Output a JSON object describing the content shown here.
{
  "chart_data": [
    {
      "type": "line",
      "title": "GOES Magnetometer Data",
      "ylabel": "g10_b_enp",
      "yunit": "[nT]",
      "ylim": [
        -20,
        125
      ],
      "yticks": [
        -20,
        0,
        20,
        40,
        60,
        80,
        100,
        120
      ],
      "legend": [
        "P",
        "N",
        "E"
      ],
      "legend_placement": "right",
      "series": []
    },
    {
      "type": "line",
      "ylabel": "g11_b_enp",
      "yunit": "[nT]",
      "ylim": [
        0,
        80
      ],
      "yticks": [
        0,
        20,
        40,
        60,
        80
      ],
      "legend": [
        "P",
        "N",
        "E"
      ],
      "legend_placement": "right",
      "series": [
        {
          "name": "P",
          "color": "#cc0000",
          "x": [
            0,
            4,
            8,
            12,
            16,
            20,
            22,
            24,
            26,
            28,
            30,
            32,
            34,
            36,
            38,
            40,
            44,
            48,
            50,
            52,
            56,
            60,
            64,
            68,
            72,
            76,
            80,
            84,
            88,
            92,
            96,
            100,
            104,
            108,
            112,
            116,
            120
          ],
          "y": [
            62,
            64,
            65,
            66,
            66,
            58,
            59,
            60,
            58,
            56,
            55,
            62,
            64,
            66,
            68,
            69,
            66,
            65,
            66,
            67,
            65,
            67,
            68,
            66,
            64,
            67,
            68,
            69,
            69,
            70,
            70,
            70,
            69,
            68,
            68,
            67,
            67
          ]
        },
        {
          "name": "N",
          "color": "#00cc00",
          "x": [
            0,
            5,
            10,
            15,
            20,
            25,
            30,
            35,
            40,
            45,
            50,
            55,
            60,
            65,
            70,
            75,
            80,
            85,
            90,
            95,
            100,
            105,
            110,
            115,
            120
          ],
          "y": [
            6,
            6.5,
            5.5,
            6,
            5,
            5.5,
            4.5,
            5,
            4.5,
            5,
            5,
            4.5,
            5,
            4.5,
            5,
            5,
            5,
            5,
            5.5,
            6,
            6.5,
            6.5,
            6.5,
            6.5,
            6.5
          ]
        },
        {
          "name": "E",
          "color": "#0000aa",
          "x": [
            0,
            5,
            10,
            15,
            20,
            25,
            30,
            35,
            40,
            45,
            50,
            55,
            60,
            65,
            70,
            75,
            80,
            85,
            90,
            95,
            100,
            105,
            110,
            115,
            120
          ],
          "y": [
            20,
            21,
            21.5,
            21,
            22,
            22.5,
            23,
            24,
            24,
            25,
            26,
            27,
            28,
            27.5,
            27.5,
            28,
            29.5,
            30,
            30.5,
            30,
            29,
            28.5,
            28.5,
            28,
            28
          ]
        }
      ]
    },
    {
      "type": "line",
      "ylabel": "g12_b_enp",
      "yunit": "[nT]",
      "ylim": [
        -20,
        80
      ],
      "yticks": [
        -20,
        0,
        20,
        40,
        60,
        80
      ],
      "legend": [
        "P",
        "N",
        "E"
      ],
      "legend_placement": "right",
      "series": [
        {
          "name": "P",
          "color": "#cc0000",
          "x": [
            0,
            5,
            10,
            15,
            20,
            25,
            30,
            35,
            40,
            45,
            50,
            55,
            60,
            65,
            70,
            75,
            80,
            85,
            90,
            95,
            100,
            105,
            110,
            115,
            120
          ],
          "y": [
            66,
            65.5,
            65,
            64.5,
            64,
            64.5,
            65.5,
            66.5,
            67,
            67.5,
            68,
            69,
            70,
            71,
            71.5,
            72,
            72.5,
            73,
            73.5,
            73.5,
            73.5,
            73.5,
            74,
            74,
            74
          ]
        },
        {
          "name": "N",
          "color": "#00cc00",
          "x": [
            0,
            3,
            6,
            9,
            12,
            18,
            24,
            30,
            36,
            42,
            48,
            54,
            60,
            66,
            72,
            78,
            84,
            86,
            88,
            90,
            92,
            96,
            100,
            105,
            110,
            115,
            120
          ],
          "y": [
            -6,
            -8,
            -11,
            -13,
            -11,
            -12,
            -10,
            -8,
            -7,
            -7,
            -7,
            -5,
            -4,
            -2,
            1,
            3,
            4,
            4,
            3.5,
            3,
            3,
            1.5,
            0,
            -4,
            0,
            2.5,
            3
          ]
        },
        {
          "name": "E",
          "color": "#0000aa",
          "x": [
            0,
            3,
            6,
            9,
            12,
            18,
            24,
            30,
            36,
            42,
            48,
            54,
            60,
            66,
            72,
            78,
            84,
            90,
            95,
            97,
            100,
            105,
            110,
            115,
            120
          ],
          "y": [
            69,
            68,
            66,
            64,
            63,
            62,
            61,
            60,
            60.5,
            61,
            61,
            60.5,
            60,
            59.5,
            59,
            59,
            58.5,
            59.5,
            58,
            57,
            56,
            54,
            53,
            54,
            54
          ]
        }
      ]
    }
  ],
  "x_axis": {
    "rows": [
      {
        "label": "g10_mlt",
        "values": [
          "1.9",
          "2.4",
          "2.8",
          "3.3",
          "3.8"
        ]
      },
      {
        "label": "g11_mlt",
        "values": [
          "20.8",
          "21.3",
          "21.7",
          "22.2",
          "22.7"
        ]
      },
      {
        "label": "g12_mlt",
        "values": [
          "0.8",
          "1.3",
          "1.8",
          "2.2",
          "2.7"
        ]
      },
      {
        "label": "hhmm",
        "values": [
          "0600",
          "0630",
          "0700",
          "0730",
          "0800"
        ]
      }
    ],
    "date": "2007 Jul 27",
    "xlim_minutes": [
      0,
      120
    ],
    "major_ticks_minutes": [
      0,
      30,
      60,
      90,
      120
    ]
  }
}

**WHAT IS EXPECTED**
Nothing may be left out: return each entry exactly as it reads.

**FULL OUTPUT**
Output a JSON object describing the content shown here.
{
  "chart_data": [
    {
      "type": "line",
      "title": "GOES Magnetometer Data",
      "ylabel": "g10_b_enp",
      "yunit": "[nT]",
      "ylim": [
        -20,
        125
      ],
      "yticks": [
        -20,
        0,
        20,
        40,
        60,
        80,
        100,
        120
      ],
      "legend": [
        "P",
        "N",
        "E"
      ],
      "legend_placement": "right",
      "series": []
    },
    {
      "type": "line",
      "ylabel": "g11_b_enp",
      "yunit": "[nT]",
      "ylim": [
        0,
        80
      ],
      "yticks": [
        0,
        20,
        40,
        60,
        80
      ],
      "legend": [
        "P",
        "N",
        "E"
      ],
      "legend_placement": "right",
      "series": [
        {
          "name": "P",
          "color": "#cc0000",
          "x": [
            0,
            4,
            8,
            12,
            16,
            20,
            22,
            24,
            26,
            28,
            30,
            32,
            34,
            36,
            38,
            40,
            44,
            48,
            50,
            52,
            56,
            60,
            64,
            68,
            72,
            76,
            80,
            84,
            88,
            92,
            96,
            100,
            104,
            108,
            112,
            116,
            120
          ],
          "y": [
            62,
            64,
            65,
            66,
            66,
            58,
            59,
            60,
            58,
            56,
            55,
            62,
            64,
            66,
            68,
            69,
            66,
            65,
            66,
            67,
            65,
            67,
            68,
            66,
            64,
            67,
            68,
            69,
            69,
            70,
            70,
            70,
            69,
            68,
            68,
            67,
            67
          ]
        },
        {
          "name": "N",
          "color": "#00cc00",
          "x": [
            0,
            5,
            10,
            15,
            20,
            25,
            30,
            35,
            40,
            45,
            50,
            55,
            60,
            65,
            70,
            75,
            80,
            85,
            90,
            95,
            100,
            105,
            110,
            115,
            120
          ],
          "y": [
            6,
            6.5,
            5.5,
            6,
            5,
            5.5,
            4.5,
            5,
            4.5,
            5,
            5,
            4.5,
            5,
            4.5,
            5,
            5,
            5,
            5,
            5.5,
            6,
            6.5,
            6.5,
            6.5,
            6.5,
            6.5
          ]
        },
        {
          "name": "E",
          "color": "#0000aa",
          "x": [
            0,
            5,
            10,
            15,
            20,
            25,
            30,
            35,
            40,
            45,
            50,
            55,
            60,
            65,
            70,
            75,
            80,
            85,
            90,
            95,
            100,
            105,
            110,
            115,
            120
          ],
          "y": [
            20,
            21,
            21.5,
            21,
            22,
            22.5,
            23,
            24,
            24,
            25,
            26,
            27,
            28,
            27.5,
            27.5,
            28,
            29.5,
            30,
            30.5,
            30,
            29,
            28.5,
            28.5,
            28,
            28
          ]
        }
      ]
    },
    {
      "type": "line",
      "ylabel": "g12_b_enp",
      "yunit": "[nT]",
      "ylim": [
        -20,
        80
      ],
      "yticks": [
        -20,
        0,
        20,
        40,
        60,
        80
      ],
      "legend": [
        "P",
        "N",
        "E"
      ],
      "legend_placement": "right",
      "series": [
        {
          "name": "P",
          "color": "#cc0000",
          "x": [
            0,
            5,
            10,
            15,
            20,
            25,
            30,
            35,
            40,
            45,
            50,
            55,
            60,
            65,
            70,
            75,
            80,
            85,
            90,
            95,
            100,
            105,
            110,
            115,
            120
          ],
          "y": [
            66,
            65.5,
            65,
            64.5,
            64,
            64.5,
            65.5,
            66.5,
            67,
            67.5,
            68,
            69,
            70,
            71,
            71.5,
            72,
            72.5,
            73,
            73.5,
            73.5,
            73.5,
            73.5,
            74,
            74,
            74
          ]
        },
        {
          "name": "N",
          "color": "#00cc00",
          "x": [
            0,
            3,
            6,
            9,
            12,
            18,
            24,
            30,
            36,
            42,
            48,
            54,
            60,
            66,
            72,
            78,
            84,
            86,
            88,
            90,
            92,
            96,
            100,
            105,
            110,
            115,
            120
          ],
          "y": [
            -6,
            -8,
            -11,
            -13,
            -11,
            -12,
            -10,
            -8,
            -7,
            -7,
            -7,
            -5,
            -4,
            -2,
            1,
            3,
            4,
            4,
            3.5,
            3,
            3,
            1.5,
            0,
            -4,
            0,
            2.5,
            3
          ]
        },
        {
          "name": "E",
          "color": "#0000aa",
          "x": [
            0,
            3,
            6,
            9,
            12,
            18,
            24,
            30,
            36,
            42,
            48,
            54,
            60,
            66,
            72,
            78,
            84,
            90,
            95,
            97,
            100,
            105,
            110,
            115,
            120
          ],
          "y": [
            69,
            68,
            66,
            64,
            63,
            62,
            61,
            60,
            60.5,
            61,
            61,
            60.5,
            60,
            59.5,
            59,
            59,
            58.5,
            59.5,
            58,
            57,
            56,
            54,
            53,
            54,
            54
          ]
        }
      ]
    }
  ],
  "x_axis": {
    "rows": [
      {
        "label": "g10_mlt",
        "values": [
          "1.9",
          "2.4",
          "2.8",
          "3.3",
          "3.8"
        ]
      },
      {
        "label": "g11_mlt",
        "values": [
          "20.8",
          "21.3",
          "21.7",
          "22.2",
          "22.7"
        ]
      },
      {
        "label": "g12_mlt",
        "values": [
          "0.8",
          "1.3",
          "1.8",
          "2.2",
          "2.7"
        ]
      },
      {
        "label": "hhmm",
        "values": [
          "0600",
          "0630",
          "0700",
          "0730",
          "0800"
        ]
      }
    ],
    "date": "2007 Jul 27",
    "xlim_minutes": [
      0,
      120
    ],
    "major_ticks_minutes": [
      0,
      30,
      60,
      90,
      120
    ]
  }
}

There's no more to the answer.